Exercise objective.
Please count the lines in the listing below where the word "Kˢ₂₂" appears. Give the number only.

The data.
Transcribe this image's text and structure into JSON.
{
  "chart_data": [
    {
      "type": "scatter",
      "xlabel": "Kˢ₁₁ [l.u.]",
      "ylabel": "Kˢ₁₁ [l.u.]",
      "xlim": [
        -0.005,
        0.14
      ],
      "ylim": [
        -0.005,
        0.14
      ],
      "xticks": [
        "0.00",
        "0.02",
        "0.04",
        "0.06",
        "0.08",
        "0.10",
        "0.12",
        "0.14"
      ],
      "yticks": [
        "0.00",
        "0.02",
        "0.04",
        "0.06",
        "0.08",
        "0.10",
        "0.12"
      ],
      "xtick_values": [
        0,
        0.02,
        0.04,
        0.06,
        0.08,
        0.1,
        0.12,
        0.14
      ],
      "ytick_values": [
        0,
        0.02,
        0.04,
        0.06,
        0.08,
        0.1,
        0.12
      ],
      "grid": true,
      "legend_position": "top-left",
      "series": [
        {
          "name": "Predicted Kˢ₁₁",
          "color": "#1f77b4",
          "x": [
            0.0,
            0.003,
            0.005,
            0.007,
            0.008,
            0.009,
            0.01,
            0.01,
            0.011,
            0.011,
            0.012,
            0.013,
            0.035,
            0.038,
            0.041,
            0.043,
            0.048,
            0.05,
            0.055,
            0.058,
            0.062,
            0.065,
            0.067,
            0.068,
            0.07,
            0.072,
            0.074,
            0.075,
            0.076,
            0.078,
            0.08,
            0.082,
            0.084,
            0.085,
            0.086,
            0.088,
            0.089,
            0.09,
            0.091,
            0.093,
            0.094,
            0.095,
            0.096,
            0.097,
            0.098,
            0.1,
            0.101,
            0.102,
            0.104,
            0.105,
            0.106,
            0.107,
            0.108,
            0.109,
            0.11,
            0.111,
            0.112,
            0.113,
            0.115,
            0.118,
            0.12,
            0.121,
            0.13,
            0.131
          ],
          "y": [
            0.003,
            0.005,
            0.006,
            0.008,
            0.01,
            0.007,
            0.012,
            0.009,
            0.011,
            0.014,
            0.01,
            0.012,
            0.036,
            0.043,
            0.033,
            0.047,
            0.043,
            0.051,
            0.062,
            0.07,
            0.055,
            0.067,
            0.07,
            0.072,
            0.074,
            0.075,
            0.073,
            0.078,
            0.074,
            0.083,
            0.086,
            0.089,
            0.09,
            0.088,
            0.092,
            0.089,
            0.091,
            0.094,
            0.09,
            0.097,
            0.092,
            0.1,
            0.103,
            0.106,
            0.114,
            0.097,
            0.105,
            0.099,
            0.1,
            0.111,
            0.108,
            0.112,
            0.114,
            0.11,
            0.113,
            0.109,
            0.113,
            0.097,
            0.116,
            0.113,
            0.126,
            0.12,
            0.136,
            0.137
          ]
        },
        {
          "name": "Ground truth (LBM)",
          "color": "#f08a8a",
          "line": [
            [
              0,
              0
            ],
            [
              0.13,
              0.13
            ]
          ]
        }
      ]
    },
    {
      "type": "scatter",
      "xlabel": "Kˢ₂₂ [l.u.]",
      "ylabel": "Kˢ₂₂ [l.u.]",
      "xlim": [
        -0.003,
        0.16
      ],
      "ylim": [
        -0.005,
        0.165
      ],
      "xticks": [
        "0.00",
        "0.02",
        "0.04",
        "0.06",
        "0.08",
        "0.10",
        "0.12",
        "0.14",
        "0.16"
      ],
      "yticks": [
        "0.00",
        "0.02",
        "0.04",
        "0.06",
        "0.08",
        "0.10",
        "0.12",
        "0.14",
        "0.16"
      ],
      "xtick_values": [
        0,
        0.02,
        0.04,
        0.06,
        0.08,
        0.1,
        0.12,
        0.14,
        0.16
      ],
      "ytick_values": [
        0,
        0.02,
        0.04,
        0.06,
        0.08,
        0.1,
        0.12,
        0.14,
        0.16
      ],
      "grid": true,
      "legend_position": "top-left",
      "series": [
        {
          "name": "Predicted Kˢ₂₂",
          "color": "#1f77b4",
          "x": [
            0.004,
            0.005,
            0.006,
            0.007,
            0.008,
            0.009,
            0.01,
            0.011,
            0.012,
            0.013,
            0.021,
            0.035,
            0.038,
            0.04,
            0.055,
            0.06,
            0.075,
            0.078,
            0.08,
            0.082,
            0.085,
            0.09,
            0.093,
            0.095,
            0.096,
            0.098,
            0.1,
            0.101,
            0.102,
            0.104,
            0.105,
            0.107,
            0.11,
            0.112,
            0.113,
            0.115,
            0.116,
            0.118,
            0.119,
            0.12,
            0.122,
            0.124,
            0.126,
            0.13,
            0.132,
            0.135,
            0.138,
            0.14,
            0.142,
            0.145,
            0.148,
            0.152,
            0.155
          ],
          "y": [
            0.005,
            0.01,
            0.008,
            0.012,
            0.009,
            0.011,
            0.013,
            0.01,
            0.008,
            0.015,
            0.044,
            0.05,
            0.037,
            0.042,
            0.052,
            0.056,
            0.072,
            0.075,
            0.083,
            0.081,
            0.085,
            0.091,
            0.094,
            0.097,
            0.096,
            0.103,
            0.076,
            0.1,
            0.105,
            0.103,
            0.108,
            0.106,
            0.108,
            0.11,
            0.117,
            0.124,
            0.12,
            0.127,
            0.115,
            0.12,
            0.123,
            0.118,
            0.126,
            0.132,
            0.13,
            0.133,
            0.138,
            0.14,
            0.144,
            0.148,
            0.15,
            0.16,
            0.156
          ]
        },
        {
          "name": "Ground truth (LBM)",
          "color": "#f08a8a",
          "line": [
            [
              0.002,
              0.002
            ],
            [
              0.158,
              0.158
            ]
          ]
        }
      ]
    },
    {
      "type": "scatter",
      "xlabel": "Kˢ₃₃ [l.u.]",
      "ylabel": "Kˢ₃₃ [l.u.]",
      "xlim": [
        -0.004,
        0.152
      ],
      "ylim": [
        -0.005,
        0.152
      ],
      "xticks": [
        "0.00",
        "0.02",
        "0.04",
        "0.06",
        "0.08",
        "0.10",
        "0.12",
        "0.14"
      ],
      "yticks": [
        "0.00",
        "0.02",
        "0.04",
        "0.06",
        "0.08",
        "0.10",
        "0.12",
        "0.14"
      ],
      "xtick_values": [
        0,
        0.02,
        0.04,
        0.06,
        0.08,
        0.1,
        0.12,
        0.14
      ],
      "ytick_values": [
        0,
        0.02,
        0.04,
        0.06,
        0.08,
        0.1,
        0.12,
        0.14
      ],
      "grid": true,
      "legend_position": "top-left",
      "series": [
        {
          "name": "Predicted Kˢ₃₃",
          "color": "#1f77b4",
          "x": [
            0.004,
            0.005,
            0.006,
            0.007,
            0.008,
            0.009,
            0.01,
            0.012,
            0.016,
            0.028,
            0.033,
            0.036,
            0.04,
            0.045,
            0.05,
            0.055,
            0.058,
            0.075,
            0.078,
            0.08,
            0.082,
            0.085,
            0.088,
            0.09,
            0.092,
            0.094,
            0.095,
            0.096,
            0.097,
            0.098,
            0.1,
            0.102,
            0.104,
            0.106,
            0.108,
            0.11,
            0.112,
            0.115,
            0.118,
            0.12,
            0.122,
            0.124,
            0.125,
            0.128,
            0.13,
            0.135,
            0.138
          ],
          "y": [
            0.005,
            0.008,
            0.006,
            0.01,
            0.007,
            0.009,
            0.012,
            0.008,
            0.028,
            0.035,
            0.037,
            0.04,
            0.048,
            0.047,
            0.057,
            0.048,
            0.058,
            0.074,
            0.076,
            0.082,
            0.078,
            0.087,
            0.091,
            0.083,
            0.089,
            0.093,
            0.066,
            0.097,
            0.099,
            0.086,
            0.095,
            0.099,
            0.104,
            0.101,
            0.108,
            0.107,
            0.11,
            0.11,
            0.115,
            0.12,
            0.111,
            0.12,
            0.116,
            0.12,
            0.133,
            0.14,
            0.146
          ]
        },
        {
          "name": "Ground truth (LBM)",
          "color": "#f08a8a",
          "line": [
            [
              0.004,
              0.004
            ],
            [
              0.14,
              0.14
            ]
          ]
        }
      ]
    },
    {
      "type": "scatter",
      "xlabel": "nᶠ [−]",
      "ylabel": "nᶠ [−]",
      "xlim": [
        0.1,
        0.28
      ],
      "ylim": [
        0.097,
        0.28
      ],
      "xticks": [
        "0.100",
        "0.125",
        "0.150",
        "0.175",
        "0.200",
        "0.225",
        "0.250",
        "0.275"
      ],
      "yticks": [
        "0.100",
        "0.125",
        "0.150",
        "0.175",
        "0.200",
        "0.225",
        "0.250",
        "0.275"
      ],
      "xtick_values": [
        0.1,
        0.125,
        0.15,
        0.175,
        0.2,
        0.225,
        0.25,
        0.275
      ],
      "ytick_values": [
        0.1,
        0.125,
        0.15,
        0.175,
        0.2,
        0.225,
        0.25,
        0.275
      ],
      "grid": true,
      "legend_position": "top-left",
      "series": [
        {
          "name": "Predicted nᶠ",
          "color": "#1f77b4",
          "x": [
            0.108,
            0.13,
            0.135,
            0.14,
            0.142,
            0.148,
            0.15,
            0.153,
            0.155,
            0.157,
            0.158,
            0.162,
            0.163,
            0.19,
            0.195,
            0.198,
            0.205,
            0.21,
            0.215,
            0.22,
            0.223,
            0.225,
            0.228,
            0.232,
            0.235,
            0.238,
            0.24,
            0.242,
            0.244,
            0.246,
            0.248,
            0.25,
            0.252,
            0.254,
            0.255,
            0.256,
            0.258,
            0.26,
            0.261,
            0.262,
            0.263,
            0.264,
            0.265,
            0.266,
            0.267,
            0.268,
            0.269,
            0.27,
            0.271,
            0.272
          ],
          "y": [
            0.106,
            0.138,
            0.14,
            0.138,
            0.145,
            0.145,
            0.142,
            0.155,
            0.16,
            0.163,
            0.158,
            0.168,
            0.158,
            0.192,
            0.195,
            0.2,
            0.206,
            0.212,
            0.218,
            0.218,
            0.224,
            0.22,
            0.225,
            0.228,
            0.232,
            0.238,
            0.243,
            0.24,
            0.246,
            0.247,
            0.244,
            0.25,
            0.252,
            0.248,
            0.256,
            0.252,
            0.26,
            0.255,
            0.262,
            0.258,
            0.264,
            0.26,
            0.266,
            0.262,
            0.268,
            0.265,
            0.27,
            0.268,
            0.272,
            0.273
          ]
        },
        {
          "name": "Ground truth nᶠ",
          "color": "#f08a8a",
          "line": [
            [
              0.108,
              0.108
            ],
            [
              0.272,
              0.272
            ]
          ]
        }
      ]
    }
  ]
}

Response to this task.
3